Everything in the data should be repeated exactly, save for the images.
— begin INFORMATION SHOWN —
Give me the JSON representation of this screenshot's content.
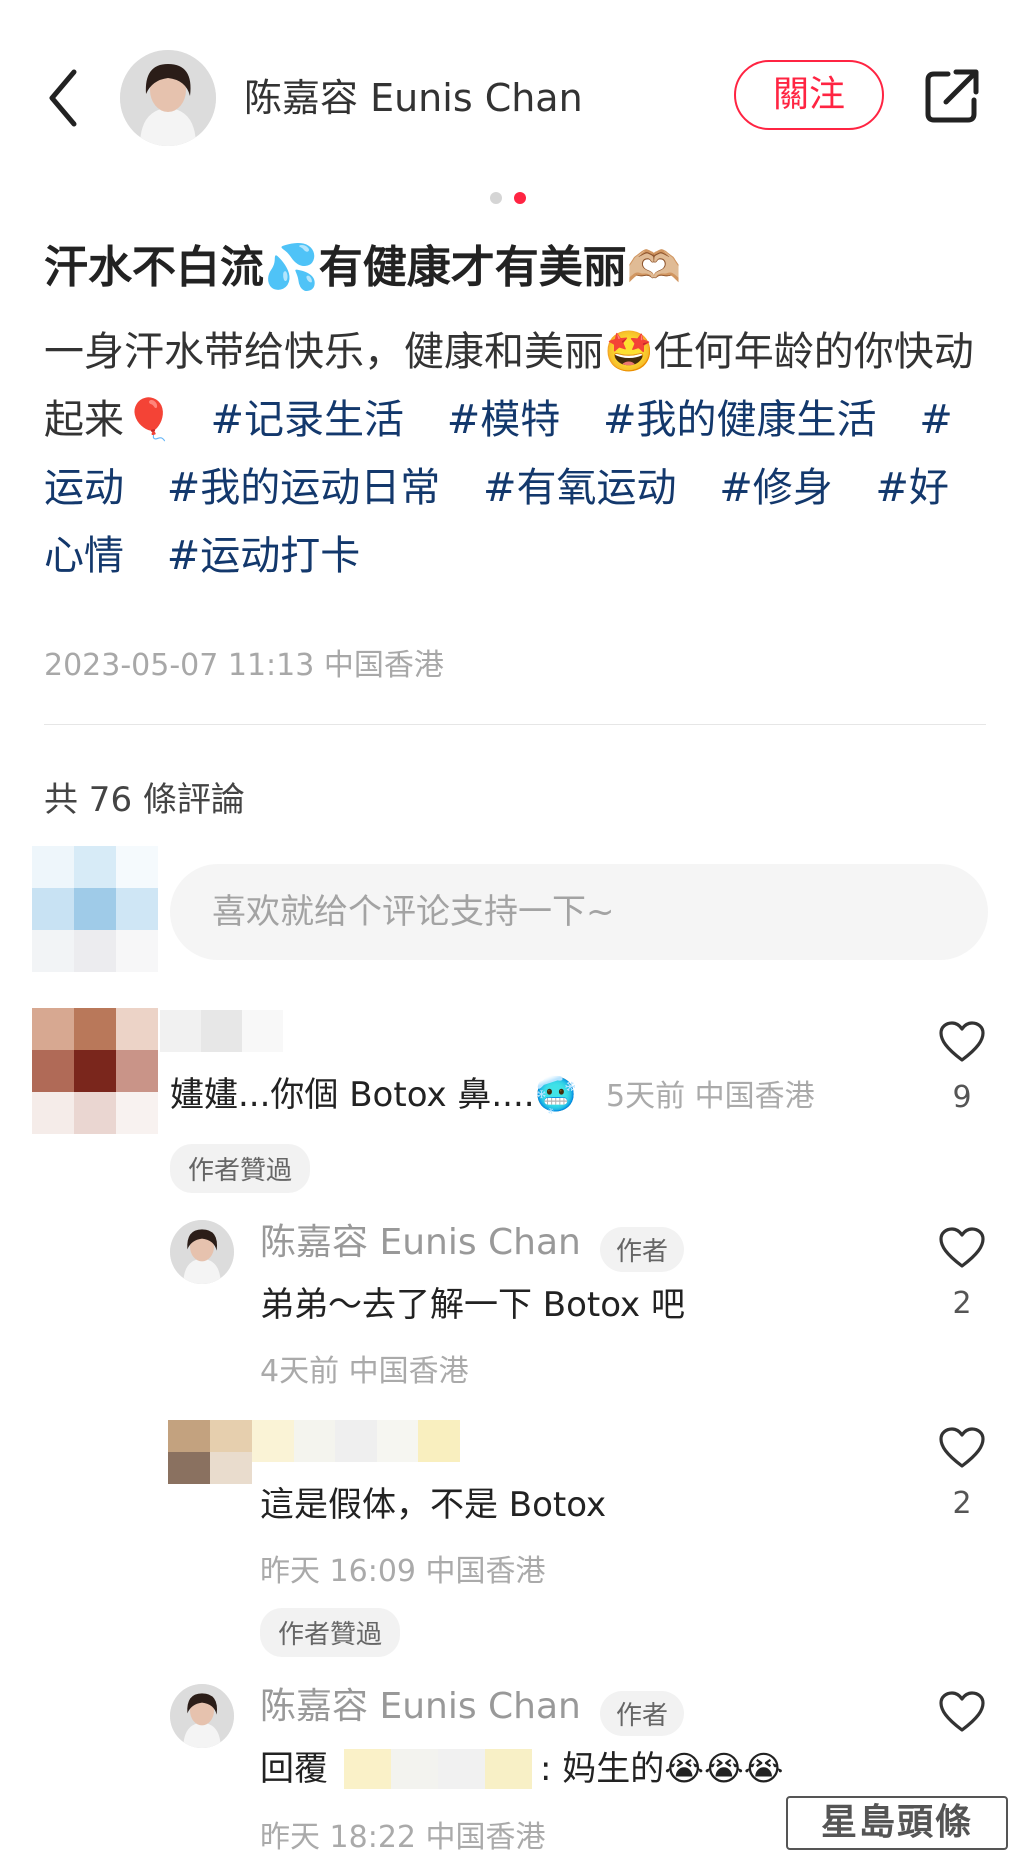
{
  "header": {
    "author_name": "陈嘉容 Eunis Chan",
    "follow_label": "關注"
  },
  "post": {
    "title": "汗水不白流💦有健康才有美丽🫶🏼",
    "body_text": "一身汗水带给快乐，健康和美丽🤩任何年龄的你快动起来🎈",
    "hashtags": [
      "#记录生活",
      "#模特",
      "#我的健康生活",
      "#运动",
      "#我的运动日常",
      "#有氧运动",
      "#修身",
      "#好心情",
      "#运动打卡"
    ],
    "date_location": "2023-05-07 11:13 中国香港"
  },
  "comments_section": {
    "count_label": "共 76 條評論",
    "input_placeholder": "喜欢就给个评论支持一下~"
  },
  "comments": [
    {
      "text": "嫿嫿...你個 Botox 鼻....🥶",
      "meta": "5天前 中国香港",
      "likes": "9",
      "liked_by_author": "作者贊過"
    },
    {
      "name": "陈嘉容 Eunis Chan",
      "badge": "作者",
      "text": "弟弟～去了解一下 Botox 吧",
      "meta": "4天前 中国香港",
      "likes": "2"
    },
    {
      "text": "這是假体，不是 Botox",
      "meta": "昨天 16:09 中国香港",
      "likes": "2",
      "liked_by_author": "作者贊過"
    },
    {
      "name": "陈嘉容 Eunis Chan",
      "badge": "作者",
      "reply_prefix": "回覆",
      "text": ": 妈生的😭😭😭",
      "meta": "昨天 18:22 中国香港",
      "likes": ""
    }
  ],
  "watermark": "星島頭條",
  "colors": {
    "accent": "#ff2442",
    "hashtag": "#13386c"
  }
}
— end INFORMATION SHOWN —
• WORKED SOLUTION
Give me the JSON representation of this screenshot's content.
{
  "header": {
    "author_name": "陈嘉容 Eunis Chan",
    "follow_label": "關注"
  },
  "post": {
    "title": "汗水不白流💦有健康才有美丽🫶🏼",
    "body_text": "一身汗水带给快乐，健康和美丽🤩任何年龄的你快动起来🎈",
    "hashtags": [
      "#记录生活",
      "#模特",
      "#我的健康生活",
      "#运动",
      "#我的运动日常",
      "#有氧运动",
      "#修身",
      "#好心情",
      "#运动打卡"
    ],
    "date_location": "2023-05-07 11:13 中国香港"
  },
  "comments_section": {
    "count_label": "共 76 條評論",
    "input_placeholder": "喜欢就给个评论支持一下~"
  },
  "comments": [
    {
      "text": "嫿嫿...你個 Botox 鼻....🥶",
      "meta": "5天前 中国香港",
      "likes": "9",
      "liked_by_author": "作者贊過"
    },
    {
      "name": "陈嘉容 Eunis Chan",
      "badge": "作者",
      "text": "弟弟～去了解一下 Botox 吧",
      "meta": "4天前 中国香港",
      "likes": "2"
    },
    {
      "text": "這是假体，不是 Botox",
      "meta": "昨天 16:09 中国香港",
      "likes": "2",
      "liked_by_author": "作者贊過"
    },
    {
      "name": "陈嘉容 Eunis Chan",
      "badge": "作者",
      "reply_prefix": "回覆",
      "text": ": 妈生的😭😭😭",
      "meta": "昨天 18:22 中国香港",
      "likes": ""
    }
  ],
  "watermark": "星島頭條",
  "colors": {
    "accent": "#ff2442",
    "hashtag": "#13386c"
  }
}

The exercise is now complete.